Data rows:
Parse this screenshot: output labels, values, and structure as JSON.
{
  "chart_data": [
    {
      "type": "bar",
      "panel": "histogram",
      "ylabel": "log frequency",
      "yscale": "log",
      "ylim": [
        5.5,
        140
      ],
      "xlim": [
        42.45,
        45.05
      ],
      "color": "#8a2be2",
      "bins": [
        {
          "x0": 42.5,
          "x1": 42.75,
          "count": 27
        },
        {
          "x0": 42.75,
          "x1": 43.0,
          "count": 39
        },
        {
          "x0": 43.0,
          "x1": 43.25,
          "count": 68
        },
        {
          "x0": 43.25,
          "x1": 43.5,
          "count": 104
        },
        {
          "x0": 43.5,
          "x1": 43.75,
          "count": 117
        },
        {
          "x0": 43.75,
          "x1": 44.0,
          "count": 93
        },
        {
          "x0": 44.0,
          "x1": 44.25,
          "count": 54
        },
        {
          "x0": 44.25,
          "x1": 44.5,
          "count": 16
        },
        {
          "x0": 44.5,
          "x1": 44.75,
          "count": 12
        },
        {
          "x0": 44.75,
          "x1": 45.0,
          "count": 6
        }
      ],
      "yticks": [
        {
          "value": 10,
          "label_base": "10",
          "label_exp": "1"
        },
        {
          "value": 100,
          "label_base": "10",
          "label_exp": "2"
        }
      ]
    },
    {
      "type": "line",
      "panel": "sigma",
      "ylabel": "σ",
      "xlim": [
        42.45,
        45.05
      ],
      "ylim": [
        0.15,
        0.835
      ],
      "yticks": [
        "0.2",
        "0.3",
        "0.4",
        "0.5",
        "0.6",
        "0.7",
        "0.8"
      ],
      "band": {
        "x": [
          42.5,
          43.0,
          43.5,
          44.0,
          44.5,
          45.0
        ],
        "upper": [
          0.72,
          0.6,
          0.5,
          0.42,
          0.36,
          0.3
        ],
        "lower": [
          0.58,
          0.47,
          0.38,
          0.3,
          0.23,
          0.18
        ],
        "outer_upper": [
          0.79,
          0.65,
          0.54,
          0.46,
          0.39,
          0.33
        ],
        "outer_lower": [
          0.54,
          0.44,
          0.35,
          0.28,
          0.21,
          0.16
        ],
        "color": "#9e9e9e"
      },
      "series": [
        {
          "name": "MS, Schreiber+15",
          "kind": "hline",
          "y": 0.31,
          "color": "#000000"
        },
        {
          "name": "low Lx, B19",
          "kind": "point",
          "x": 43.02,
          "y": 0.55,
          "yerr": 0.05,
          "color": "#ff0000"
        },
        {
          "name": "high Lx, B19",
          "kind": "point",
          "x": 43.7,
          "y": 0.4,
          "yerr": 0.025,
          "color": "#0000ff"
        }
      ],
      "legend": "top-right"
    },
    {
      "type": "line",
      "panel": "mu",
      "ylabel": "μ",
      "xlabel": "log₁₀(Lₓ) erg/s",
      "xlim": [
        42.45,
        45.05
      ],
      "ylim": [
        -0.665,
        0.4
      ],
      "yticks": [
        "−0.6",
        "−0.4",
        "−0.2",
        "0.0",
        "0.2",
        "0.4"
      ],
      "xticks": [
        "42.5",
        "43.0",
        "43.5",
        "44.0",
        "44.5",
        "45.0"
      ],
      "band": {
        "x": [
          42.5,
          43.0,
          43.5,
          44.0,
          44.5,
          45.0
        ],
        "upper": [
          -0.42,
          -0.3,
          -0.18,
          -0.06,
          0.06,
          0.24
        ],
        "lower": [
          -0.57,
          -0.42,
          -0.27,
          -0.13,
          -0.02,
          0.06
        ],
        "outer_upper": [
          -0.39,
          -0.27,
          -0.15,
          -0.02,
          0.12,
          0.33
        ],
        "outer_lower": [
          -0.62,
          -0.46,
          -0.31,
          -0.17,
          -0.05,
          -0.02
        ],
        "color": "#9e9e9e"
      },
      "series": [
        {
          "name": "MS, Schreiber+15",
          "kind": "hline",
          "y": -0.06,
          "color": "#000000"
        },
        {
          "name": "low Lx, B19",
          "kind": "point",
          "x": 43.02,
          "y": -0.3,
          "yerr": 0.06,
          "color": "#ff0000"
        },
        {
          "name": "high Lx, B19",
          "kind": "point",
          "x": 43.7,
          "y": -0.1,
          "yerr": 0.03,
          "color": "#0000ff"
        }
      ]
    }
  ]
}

Stated task:
In full and verbatim, repeat the records given above.

Exercise answer:
Parse this screenshot: output labels, values, and structure as JSON.
{
  "chart_data": [
    {
      "type": "bar",
      "panel": "histogram",
      "ylabel": "log frequency",
      "yscale": "log",
      "ylim": [
        5.5,
        140
      ],
      "xlim": [
        42.45,
        45.05
      ],
      "color": "#8a2be2",
      "bins": [
        {
          "x0": 42.5,
          "x1": 42.75,
          "count": 27
        },
        {
          "x0": 42.75,
          "x1": 43.0,
          "count": 39
        },
        {
          "x0": 43.0,
          "x1": 43.25,
          "count": 68
        },
        {
          "x0": 43.25,
          "x1": 43.5,
          "count": 104
        },
        {
          "x0": 43.5,
          "x1": 43.75,
          "count": 117
        },
        {
          "x0": 43.75,
          "x1": 44.0,
          "count": 93
        },
        {
          "x0": 44.0,
          "x1": 44.25,
          "count": 54
        },
        {
          "x0": 44.25,
          "x1": 44.5,
          "count": 16
        },
        {
          "x0": 44.5,
          "x1": 44.75,
          "count": 12
        },
        {
          "x0": 44.75,
          "x1": 45.0,
          "count": 6
        }
      ],
      "yticks": [
        {
          "value": 10,
          "label_base": "10",
          "label_exp": "1"
        },
        {
          "value": 100,
          "label_base": "10",
          "label_exp": "2"
        }
      ]
    },
    {
      "type": "line",
      "panel": "sigma",
      "ylabel": "σ",
      "xlim": [
        42.45,
        45.05
      ],
      "ylim": [
        0.15,
        0.835
      ],
      "yticks": [
        "0.2",
        "0.3",
        "0.4",
        "0.5",
        "0.6",
        "0.7",
        "0.8"
      ],
      "band": {
        "x": [
          42.5,
          43.0,
          43.5,
          44.0,
          44.5,
          45.0
        ],
        "upper": [
          0.72,
          0.6,
          0.5,
          0.42,
          0.36,
          0.3
        ],
        "lower": [
          0.58,
          0.47,
          0.38,
          0.3,
          0.23,
          0.18
        ],
        "outer_upper": [
          0.79,
          0.65,
          0.54,
          0.46,
          0.39,
          0.33
        ],
        "outer_lower": [
          0.54,
          0.44,
          0.35,
          0.28,
          0.21,
          0.16
        ],
        "color": "#9e9e9e"
      },
      "series": [
        {
          "name": "MS, Schreiber+15",
          "kind": "hline",
          "y": 0.31,
          "color": "#000000"
        },
        {
          "name": "low Lx, B19",
          "kind": "point",
          "x": 43.02,
          "y": 0.55,
          "yerr": 0.05,
          "color": "#ff0000"
        },
        {
          "name": "high Lx, B19",
          "kind": "point",
          "x": 43.7,
          "y": 0.4,
          "yerr": 0.025,
          "color": "#0000ff"
        }
      ],
      "legend": "top-right"
    },
    {
      "type": "line",
      "panel": "mu",
      "ylabel": "μ",
      "xlabel": "log₁₀(Lₓ) erg/s",
      "xlim": [
        42.45,
        45.05
      ],
      "ylim": [
        -0.665,
        0.4
      ],
      "yticks": [
        "−0.6",
        "−0.4",
        "−0.2",
        "0.0",
        "0.2",
        "0.4"
      ],
      "xticks": [
        "42.5",
        "43.0",
        "43.5",
        "44.0",
        "44.5",
        "45.0"
      ],
      "band": {
        "x": [
          42.5,
          43.0,
          43.5,
          44.0,
          44.5,
          45.0
        ],
        "upper": [
          -0.42,
          -0.3,
          -0.18,
          -0.06,
          0.06,
          0.24
        ],
        "lower": [
          -0.57,
          -0.42,
          -0.27,
          -0.13,
          -0.02,
          0.06
        ],
        "outer_upper": [
          -0.39,
          -0.27,
          -0.15,
          -0.02,
          0.12,
          0.33
        ],
        "outer_lower": [
          -0.62,
          -0.46,
          -0.31,
          -0.17,
          -0.05,
          -0.02
        ],
        "color": "#9e9e9e"
      },
      "series": [
        {
          "name": "MS, Schreiber+15",
          "kind": "hline",
          "y": -0.06,
          "color": "#000000"
        },
        {
          "name": "low Lx, B19",
          "kind": "point",
          "x": 43.02,
          "y": -0.3,
          "yerr": 0.06,
          "color": "#ff0000"
        },
        {
          "name": "high Lx, B19",
          "kind": "point",
          "x": 43.7,
          "y": -0.1,
          "yerr": 0.03,
          "color": "#0000ff"
        }
      ]
    }
  ]
}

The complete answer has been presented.